### Data for this exercise

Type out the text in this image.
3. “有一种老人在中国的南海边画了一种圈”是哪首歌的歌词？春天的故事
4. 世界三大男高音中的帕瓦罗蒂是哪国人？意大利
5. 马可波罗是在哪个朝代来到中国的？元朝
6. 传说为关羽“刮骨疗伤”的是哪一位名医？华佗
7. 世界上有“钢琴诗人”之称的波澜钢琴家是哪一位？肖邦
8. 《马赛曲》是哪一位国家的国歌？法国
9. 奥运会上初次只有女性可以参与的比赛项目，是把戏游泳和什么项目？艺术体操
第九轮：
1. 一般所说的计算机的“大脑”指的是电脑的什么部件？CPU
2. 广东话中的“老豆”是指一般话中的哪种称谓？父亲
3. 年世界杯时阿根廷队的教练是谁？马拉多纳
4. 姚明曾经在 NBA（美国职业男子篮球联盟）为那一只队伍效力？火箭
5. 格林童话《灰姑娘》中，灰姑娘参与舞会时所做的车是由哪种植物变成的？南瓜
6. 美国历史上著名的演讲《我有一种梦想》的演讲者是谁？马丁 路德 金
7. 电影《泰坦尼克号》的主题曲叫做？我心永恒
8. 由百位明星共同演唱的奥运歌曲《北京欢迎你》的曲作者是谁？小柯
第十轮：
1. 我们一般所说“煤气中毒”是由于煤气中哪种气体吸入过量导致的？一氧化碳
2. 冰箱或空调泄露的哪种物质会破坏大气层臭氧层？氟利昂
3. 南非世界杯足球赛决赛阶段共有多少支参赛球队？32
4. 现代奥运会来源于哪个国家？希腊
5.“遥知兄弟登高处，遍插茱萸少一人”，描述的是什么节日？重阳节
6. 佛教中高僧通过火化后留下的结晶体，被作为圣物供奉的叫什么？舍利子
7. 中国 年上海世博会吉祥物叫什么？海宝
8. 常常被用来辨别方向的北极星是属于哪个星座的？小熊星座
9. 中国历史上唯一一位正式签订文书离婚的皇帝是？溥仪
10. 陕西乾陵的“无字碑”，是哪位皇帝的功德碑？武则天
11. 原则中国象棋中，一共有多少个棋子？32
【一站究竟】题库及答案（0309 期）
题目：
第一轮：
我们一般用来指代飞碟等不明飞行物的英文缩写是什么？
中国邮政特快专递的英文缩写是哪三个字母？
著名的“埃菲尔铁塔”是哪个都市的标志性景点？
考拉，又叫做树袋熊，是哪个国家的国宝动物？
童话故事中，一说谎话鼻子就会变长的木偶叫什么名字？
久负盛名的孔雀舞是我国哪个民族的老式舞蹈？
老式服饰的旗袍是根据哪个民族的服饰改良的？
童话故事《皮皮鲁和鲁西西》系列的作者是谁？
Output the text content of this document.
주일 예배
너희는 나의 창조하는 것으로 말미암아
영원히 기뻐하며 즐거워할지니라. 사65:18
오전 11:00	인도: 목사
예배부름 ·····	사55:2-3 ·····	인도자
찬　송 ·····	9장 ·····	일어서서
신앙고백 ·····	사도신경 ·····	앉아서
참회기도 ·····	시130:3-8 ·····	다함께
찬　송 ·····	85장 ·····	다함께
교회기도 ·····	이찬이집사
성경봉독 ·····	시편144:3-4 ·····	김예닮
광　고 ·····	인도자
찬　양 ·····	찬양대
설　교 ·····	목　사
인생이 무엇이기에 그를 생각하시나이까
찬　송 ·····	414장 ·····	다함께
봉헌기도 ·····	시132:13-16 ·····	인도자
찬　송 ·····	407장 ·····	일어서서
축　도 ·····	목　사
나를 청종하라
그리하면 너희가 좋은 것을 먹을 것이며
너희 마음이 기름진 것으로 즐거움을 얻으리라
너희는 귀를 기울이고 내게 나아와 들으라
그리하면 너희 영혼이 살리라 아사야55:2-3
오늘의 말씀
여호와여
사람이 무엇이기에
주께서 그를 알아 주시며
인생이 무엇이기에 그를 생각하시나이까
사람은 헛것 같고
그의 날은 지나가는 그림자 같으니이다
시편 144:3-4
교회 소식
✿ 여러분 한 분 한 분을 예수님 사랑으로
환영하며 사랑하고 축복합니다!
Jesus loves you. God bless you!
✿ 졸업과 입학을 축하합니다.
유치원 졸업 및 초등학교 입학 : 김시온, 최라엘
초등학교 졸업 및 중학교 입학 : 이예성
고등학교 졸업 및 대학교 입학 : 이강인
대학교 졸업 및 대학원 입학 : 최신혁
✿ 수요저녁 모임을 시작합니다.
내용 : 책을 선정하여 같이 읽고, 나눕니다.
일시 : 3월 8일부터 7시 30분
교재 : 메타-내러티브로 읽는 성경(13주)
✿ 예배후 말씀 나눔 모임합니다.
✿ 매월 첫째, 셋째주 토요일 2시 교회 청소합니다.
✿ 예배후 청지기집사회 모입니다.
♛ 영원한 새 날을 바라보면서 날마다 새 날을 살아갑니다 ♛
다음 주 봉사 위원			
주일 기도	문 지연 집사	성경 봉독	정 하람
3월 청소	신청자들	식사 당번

### Stated task
Reproduce, word for word, every line starting at the line that contains "Output the text content of this document." and ending with the final line of the entries.

### Response to the task
Output the text content of this document.
주일 예배
너희는 나의 창조하는 것으로 말미암아
영원히 기뻐하며 즐거워할지니라. 사65:18
오전 11:00	인도: 목사
예배부름 ·····	사55:2-3 ·····	인도자
찬　송 ·····	9장 ·····	일어서서
신앙고백 ·····	사도신경 ·····	앉아서
참회기도 ·····	시130:3-8 ·····	다함께
찬　송 ·····	85장 ·····	다함께
교회기도 ·····	이찬이집사
성경봉독 ·····	시편144:3-4 ·····	김예닮
광　고 ·····	인도자
찬　양 ·····	찬양대
설　교 ·····	목　사
인생이 무엇이기에 그를 생각하시나이까
찬　송 ·····	414장 ·····	다함께
봉헌기도 ·····	시132:13-16 ·····	인도자
찬　송 ·····	407장 ·····	일어서서
축　도 ·····	목　사
나를 청종하라
그리하면 너희가 좋은 것을 먹을 것이며
너희 마음이 기름진 것으로 즐거움을 얻으리라
너희는 귀를 기울이고 내게 나아와 들으라
그리하면 너희 영혼이 살리라 아사야55:2-3
오늘의 말씀
여호와여
사람이 무엇이기에
주께서 그를 알아 주시며
인생이 무엇이기에 그를 생각하시나이까
사람은 헛것 같고
그의 날은 지나가는 그림자 같으니이다
시편 144:3-4
교회 소식
✿ 여러분 한 분 한 분을 예수님 사랑으로
환영하며 사랑하고 축복합니다!
Jesus loves you. God bless you!
✿ 졸업과 입학을 축하합니다.
유치원 졸업 및 초등학교 입학 : 김시온, 최라엘
초등학교 졸업 및 중학교 입학 : 이예성
고등학교 졸업 및 대학교 입학 : 이강인
대학교 졸업 및 대학원 입학 : 최신혁
✿ 수요저녁 모임을 시작합니다.
내용 : 책을 선정하여 같이 읽고, 나눕니다.
일시 : 3월 8일부터 7시 30분
교재 : 메타-내러티브로 읽는 성경(13주)
✿ 예배후 말씀 나눔 모임합니다.
✿ 매월 첫째, 셋째주 토요일 2시 교회 청소합니다.
✿ 예배후 청지기집사회 모입니다.
♛ 영원한 새 날을 바라보면서 날마다 새 날을 살아갑니다 ♛
다음 주 봉사 위원			
주일 기도	문 지연 집사	성경 봉독	정 하람
3월 청소	신청자들	식사 당번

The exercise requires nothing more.